• **Short exercise**
Make an exact copy of all the entries, with the pictures left out.
— START Information provided —
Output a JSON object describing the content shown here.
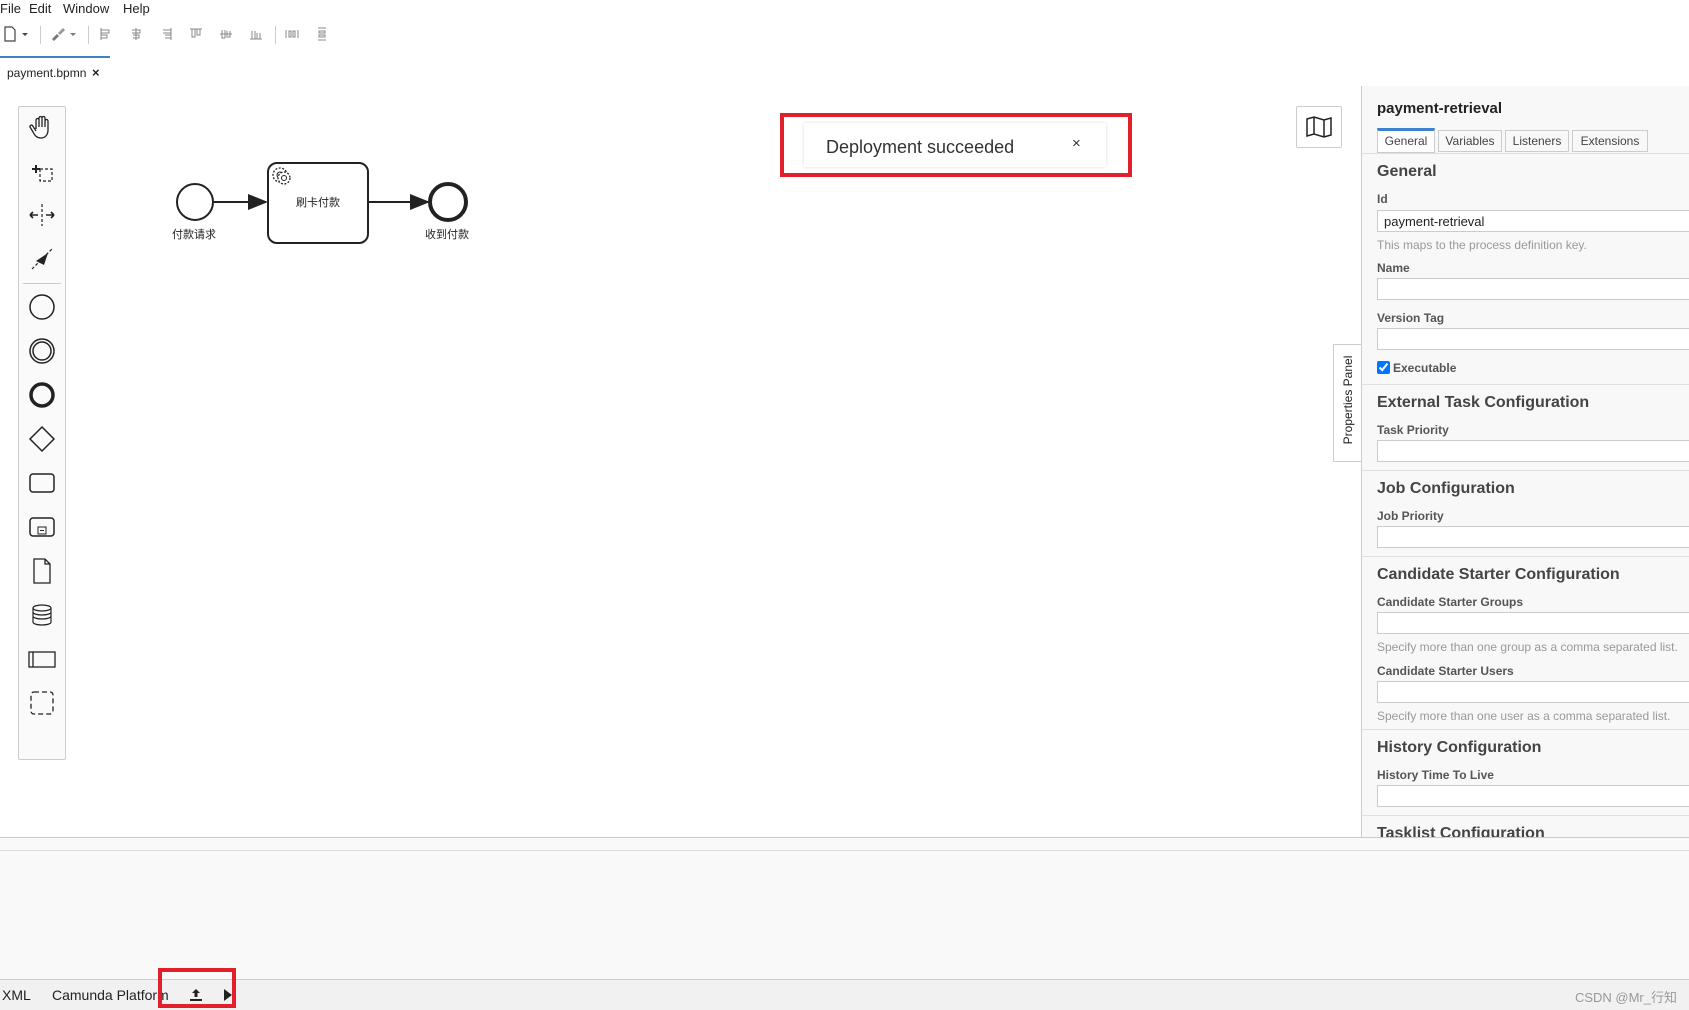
{
  "menu": {
    "file": "File",
    "edit": "Edit",
    "window": "Window",
    "help": "Help"
  },
  "tab": {
    "filename": "payment.bpmn",
    "close": "×"
  },
  "diagram": {
    "start_label": "付款请求",
    "task_label": "刷卡付款",
    "end_label": "收到付款"
  },
  "notification": {
    "text": "Deployment succeeded",
    "close": "×"
  },
  "panel_toggle": "Properties Panel",
  "properties": {
    "title": "payment-retrieval",
    "tabs": [
      "General",
      "Variables",
      "Listeners",
      "Extensions"
    ],
    "general_heading": "General",
    "id_label": "Id",
    "id_value": "payment-retrieval",
    "id_hint": "This maps to the process definition key.",
    "name_label": "Name",
    "version_tag_label": "Version Tag",
    "executable_label": "Executable",
    "external_task_heading": "External Task Configuration",
    "task_priority_label": "Task Priority",
    "job_heading": "Job Configuration",
    "job_priority_label": "Job Priority",
    "candidate_heading": "Candidate Starter Configuration",
    "candidate_groups_label": "Candidate Starter Groups",
    "candidate_groups_hint": "Specify more than one group as a comma separated list.",
    "candidate_users_label": "Candidate Starter Users",
    "candidate_users_hint": "Specify more than one user as a comma separated list.",
    "history_heading": "History Configuration",
    "history_ttl_label": "History Time To Live",
    "tasklist_heading": "Tasklist Configuration"
  },
  "statusbar": {
    "xml": "XML",
    "platform": "Camunda Platform",
    "watermark": "CSDN @Mr_行知"
  },
  "colors": {
    "accent": "#3c82ce",
    "highlight": "#e0202a"
  }
}
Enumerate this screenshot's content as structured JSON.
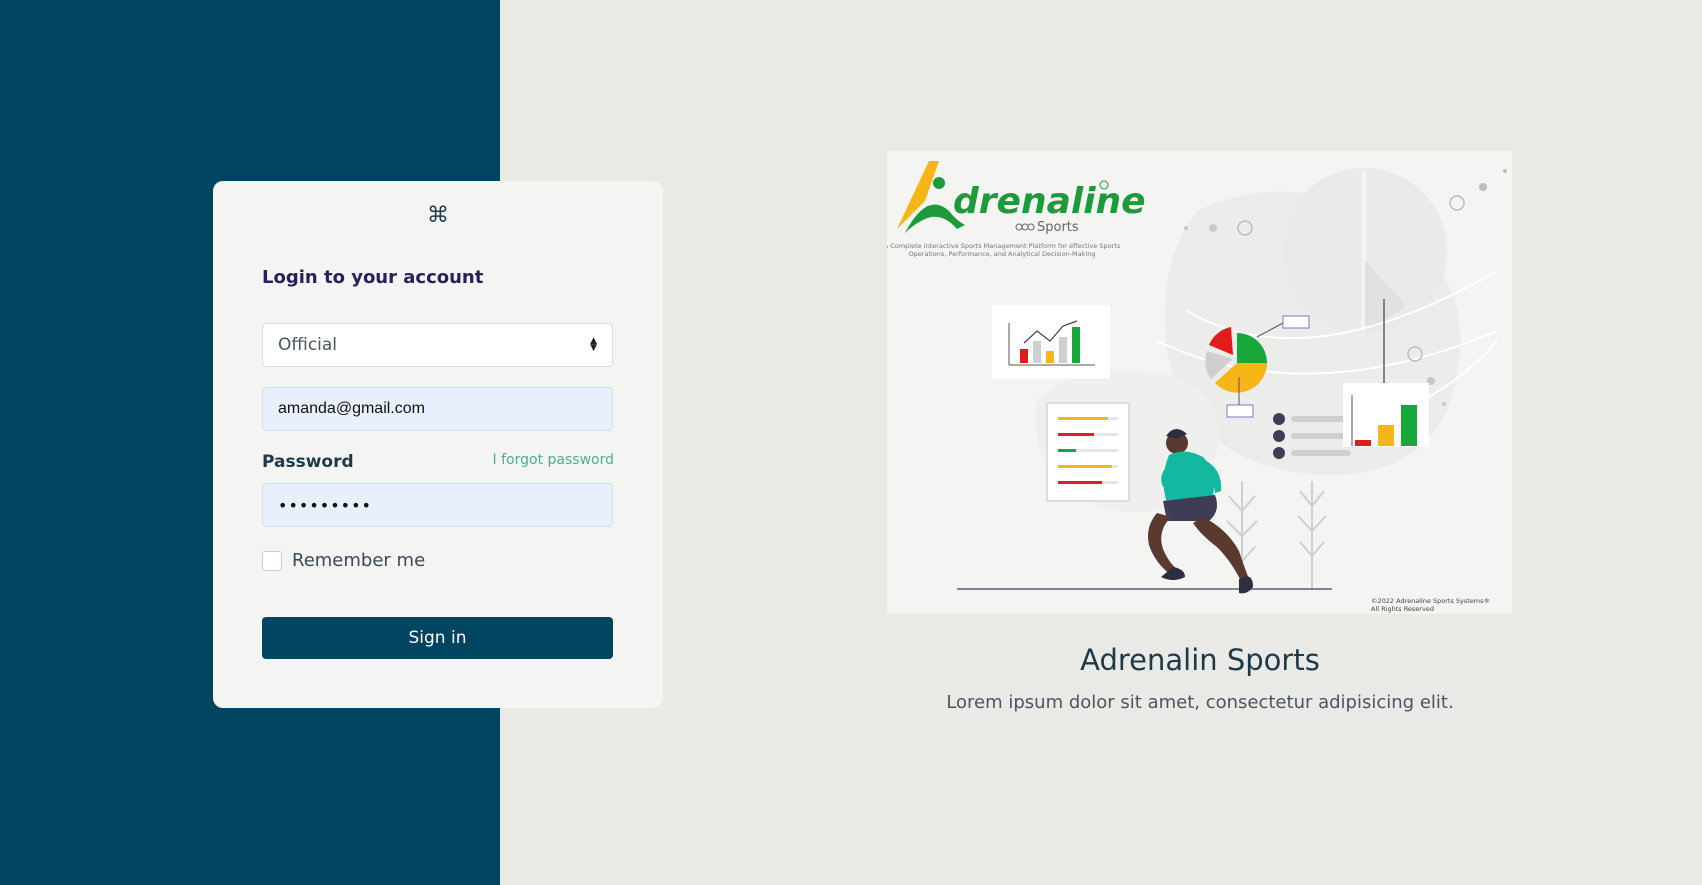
— END Information provided —
• **Exercise answer**
Output a JSON object describing the content shown here.
{
  "menu": {
    "file": "File",
    "edit": "Edit",
    "window": "Window",
    "help": "Help"
  },
  "tab": {
    "filename": "payment.bpmn",
    "close": "×"
  },
  "diagram": {
    "start_label": "付款请求",
    "task_label": "刷卡付款",
    "end_label": "收到付款"
  },
  "notification": {
    "text": "Deployment succeeded",
    "close": "×"
  },
  "panel_toggle": "Properties Panel",
  "properties": {
    "title": "payment-retrieval",
    "tabs": [
      "General",
      "Variables",
      "Listeners",
      "Extensions"
    ],
    "general_heading": "General",
    "id_label": "Id",
    "id_value": "payment-retrieval",
    "id_hint": "This maps to the process definition key.",
    "name_label": "Name",
    "version_tag_label": "Version Tag",
    "executable_label": "Executable",
    "external_task_heading": "External Task Configuration",
    "task_priority_label": "Task Priority",
    "job_heading": "Job Configuration",
    "job_priority_label": "Job Priority",
    "candidate_heading": "Candidate Starter Configuration",
    "candidate_groups_label": "Candidate Starter Groups",
    "candidate_groups_hint": "Specify more than one group as a comma separated list.",
    "candidate_users_label": "Candidate Starter Users",
    "candidate_users_hint": "Specify more than one user as a comma separated list.",
    "history_heading": "History Configuration",
    "history_ttl_label": "History Time To Live",
    "tasklist_heading": "Tasklist Configuration"
  },
  "statusbar": {
    "xml": "XML",
    "platform": "Camunda Platform",
    "watermark": "CSDN @Mr_行知"
  },
  "colors": {
    "accent": "#3c82ce",
    "highlight": "#e0202a"
  }
}
Enumerate this screenshot's content as structured JSON.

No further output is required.